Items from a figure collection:
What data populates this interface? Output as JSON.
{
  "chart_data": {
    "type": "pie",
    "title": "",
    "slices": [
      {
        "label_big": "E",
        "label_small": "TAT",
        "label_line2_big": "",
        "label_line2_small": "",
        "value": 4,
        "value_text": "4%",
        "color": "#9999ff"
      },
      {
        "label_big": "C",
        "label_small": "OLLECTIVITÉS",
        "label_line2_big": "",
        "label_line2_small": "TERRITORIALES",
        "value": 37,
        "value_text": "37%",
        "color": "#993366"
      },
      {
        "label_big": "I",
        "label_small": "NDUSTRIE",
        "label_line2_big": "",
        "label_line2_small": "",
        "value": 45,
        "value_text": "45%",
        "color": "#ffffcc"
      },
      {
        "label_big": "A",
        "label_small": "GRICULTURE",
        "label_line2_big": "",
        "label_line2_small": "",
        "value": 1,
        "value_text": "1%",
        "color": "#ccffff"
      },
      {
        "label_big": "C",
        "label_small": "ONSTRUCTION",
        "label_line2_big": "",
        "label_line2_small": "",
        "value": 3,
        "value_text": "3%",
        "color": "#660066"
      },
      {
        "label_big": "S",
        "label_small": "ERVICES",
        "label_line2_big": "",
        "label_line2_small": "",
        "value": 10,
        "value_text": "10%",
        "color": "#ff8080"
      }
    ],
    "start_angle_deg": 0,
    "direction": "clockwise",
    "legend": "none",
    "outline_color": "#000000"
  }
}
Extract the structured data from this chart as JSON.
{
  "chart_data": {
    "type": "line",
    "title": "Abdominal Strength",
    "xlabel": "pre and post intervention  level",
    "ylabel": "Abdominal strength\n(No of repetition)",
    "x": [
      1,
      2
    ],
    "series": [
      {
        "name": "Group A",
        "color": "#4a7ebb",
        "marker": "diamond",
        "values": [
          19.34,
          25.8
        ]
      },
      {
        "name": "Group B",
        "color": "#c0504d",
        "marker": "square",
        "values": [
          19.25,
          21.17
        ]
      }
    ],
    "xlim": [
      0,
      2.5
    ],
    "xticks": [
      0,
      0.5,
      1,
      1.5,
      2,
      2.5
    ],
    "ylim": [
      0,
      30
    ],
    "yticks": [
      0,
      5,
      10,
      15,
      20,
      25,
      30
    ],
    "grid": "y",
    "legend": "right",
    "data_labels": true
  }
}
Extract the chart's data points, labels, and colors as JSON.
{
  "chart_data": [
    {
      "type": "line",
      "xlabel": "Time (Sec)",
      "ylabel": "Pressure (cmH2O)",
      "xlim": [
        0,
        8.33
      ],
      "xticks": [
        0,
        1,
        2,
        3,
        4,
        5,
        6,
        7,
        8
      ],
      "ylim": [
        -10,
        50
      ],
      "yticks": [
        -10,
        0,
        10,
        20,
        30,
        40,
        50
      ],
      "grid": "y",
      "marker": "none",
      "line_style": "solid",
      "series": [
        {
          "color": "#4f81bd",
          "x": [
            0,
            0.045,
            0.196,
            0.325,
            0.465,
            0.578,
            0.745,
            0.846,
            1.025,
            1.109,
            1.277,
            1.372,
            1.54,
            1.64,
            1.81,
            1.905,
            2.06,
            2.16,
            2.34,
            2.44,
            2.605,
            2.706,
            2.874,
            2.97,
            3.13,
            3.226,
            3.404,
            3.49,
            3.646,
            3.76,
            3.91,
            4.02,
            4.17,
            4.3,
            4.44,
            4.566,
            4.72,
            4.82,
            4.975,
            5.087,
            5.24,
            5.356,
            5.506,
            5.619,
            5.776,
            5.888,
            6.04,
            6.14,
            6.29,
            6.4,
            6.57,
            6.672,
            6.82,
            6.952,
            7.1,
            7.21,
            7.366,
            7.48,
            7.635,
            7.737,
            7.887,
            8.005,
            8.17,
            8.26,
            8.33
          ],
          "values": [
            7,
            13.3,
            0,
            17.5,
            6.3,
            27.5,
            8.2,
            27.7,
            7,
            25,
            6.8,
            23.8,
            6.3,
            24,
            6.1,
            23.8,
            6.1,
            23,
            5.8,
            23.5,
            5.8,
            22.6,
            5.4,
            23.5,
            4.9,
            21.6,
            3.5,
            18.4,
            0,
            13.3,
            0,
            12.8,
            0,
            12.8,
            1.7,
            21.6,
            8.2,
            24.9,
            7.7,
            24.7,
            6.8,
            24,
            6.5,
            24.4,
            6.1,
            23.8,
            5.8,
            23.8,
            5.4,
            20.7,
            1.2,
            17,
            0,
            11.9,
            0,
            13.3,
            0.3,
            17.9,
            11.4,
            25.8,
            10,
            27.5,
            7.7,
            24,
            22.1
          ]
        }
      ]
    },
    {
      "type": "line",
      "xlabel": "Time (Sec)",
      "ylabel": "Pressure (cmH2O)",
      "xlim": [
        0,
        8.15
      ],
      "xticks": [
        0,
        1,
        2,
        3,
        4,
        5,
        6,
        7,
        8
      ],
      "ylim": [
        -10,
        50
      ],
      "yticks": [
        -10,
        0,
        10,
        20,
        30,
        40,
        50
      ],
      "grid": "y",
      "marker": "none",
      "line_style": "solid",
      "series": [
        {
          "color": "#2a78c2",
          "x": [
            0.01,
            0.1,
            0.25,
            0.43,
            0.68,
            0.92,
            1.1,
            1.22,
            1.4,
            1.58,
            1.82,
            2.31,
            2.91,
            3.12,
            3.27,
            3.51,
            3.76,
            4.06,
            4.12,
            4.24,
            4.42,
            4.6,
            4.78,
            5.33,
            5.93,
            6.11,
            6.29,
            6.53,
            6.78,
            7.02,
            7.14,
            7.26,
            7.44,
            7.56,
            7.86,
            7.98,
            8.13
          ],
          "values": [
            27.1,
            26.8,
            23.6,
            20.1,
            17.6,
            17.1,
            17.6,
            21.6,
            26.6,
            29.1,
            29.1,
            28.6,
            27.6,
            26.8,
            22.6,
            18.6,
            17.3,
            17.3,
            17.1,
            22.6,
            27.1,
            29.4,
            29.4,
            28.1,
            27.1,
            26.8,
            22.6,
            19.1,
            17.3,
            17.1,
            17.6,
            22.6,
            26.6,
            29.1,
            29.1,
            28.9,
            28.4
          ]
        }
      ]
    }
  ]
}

What you will do.
Extract the complete data, matching each line exactly.

Answer below.
What data populates this interface? Output as JSON.
{
  "chart_data": {
    "type": "pie",
    "title": "",
    "slices": [
      {
        "label_big": "E",
        "label_small": "TAT",
        "label_line2_big": "",
        "label_line2_small": "",
        "value": 4,
        "value_text": "4%",
        "color": "#9999ff"
      },
      {
        "label_big": "C",
        "label_small": "OLLECTIVITÉS",
        "label_line2_big": "",
        "label_line2_small": "TERRITORIALES",
        "value": 37,
        "value_text": "37%",
        "color": "#993366"
      },
      {
        "label_big": "I",
        "label_small": "NDUSTRIE",
        "label_line2_big": "",
        "label_line2_small": "",
        "value": 45,
        "value_text": "45%",
        "color": "#ffffcc"
      },
      {
        "label_big": "A",
        "label_small": "GRICULTURE",
        "label_line2_big": "",
        "label_line2_small": "",
        "value": 1,
        "value_text": "1%",
        "color": "#ccffff"
      },
      {
        "label_big": "C",
        "label_small": "ONSTRUCTION",
        "label_line2_big": "",
        "label_line2_small": "",
        "value": 3,
        "value_text": "3%",
        "color": "#660066"
      },
      {
        "label_big": "S",
        "label_small": "ERVICES",
        "label_line2_big": "",
        "label_line2_small": "",
        "value": 10,
        "value_text": "10%",
        "color": "#ff8080"
      }
    ],
    "start_angle_deg": 0,
    "direction": "clockwise",
    "legend": "none",
    "outline_color": "#000000"
  }
}
Extract the structured data from this chart as JSON.
{
  "chart_data": {
    "type": "line",
    "title": "Abdominal Strength",
    "xlabel": "pre and post intervention  level",
    "ylabel": "Abdominal strength\n(No of repetition)",
    "x": [
      1,
      2
    ],
    "series": [
      {
        "name": "Group A",
        "color": "#4a7ebb",
        "marker": "diamond",
        "values": [
          19.34,
          25.8
        ]
      },
      {
        "name": "Group B",
        "color": "#c0504d",
        "marker": "square",
        "values": [
          19.25,
          21.17
        ]
      }
    ],
    "xlim": [
      0,
      2.5
    ],
    "xticks": [
      0,
      0.5,
      1,
      1.5,
      2,
      2.5
    ],
    "ylim": [
      0,
      30
    ],
    "yticks": [
      0,
      5,
      10,
      15,
      20,
      25,
      30
    ],
    "grid": "y",
    "legend": "right",
    "data_labels": true
  }
}
Extract the chart's data points, labels, and colors as JSON.
{
  "chart_data": [
    {
      "type": "line",
      "xlabel": "Time (Sec)",
      "ylabel": "Pressure (cmH2O)",
      "xlim": [
        0,
        8.33
      ],
      "xticks": [
        0,
        1,
        2,
        3,
        4,
        5,
        6,
        7,
        8
      ],
      "ylim": [
        -10,
        50
      ],
      "yticks": [
        -10,
        0,
        10,
        20,
        30,
        40,
        50
      ],
      "grid": "y",
      "marker": "none",
      "line_style": "solid",
      "series": [
        {
          "color": "#4f81bd",
          "x": [
            0,
            0.045,
            0.196,
            0.325,
            0.465,
            0.578,
            0.745,
            0.846,
            1.025,
            1.109,
            1.277,
            1.372,
            1.54,
            1.64,
            1.81,
            1.905,
            2.06,
            2.16,
            2.34,
            2.44,
            2.605,
            2.706,
            2.874,
            2.97,
            3.13,
            3.226,
            3.404,
            3.49,
            3.646,
            3.76,
            3.91,
            4.02,
            4.17,
            4.3,
            4.44,
            4.566,
            4.72,
            4.82,
            4.975,
            5.087,
            5.24,
            5.356,
            5.506,
            5.619,
            5.776,
            5.888,
            6.04,
            6.14,
            6.29,
            6.4,
            6.57,
            6.672,
            6.82,
            6.952,
            7.1,
            7.21,
            7.366,
            7.48,
            7.635,
            7.737,
            7.887,
            8.005,
            8.17,
            8.26,
            8.33
          ],
          "values": [
            7,
            13.3,
            0,
            17.5,
            6.3,
            27.5,
            8.2,
            27.7,
            7,
            25,
            6.8,
            23.8,
            6.3,
            24,
            6.1,
            23.8,
            6.1,
            23,
            5.8,
            23.5,
            5.8,
            22.6,
            5.4,
            23.5,
            4.9,
            21.6,
            3.5,
            18.4,
            0,
            13.3,
            0,
            12.8,
            0,
            12.8,
            1.7,
            21.6,
            8.2,
            24.9,
            7.7,
            24.7,
            6.8,
            24,
            6.5,
            24.4,
            6.1,
            23.8,
            5.8,
            23.8,
            5.4,
            20.7,
            1.2,
            17,
            0,
            11.9,
            0,
            13.3,
            0.3,
            17.9,
            11.4,
            25.8,
            10,
            27.5,
            7.7,
            24,
            22.1
          ]
        }
      ]
    },
    {
      "type": "line",
      "xlabel": "Time (Sec)",
      "ylabel": "Pressure (cmH2O)",
      "xlim": [
        0,
        8.15
      ],
      "xticks": [
        0,
        1,
        2,
        3,
        4,
        5,
        6,
        7,
        8
      ],
      "ylim": [
        -10,
        50
      ],
      "yticks": [
        -10,
        0,
        10,
        20,
        30,
        40,
        50
      ],
      "grid": "y",
      "marker": "none",
      "line_style": "solid",
      "series": [
        {
          "color": "#2a78c2",
          "x": [
            0.01,
            0.1,
            0.25,
            0.43,
            0.68,
            0.92,
            1.1,
            1.22,
            1.4,
            1.58,
            1.82,
            2.31,
            2.91,
            3.12,
            3.27,
            3.51,
            3.76,
            4.06,
            4.12,
            4.24,
            4.42,
            4.6,
            4.78,
            5.33,
            5.93,
            6.11,
            6.29,
            6.53,
            6.78,
            7.02,
            7.14,
            7.26,
            7.44,
            7.56,
            7.86,
            7.98,
            8.13
          ],
          "values": [
            27.1,
            26.8,
            23.6,
            20.1,
            17.6,
            17.1,
            17.6,
            21.6,
            26.6,
            29.1,
            29.1,
            28.6,
            27.6,
            26.8,
            22.6,
            18.6,
            17.3,
            17.3,
            17.1,
            22.6,
            27.1,
            29.4,
            29.4,
            28.1,
            27.1,
            26.8,
            22.6,
            19.1,
            17.3,
            17.1,
            17.6,
            22.6,
            26.6,
            29.1,
            29.1,
            28.9,
            28.4
          ]
        }
      ]
    }
  ]
}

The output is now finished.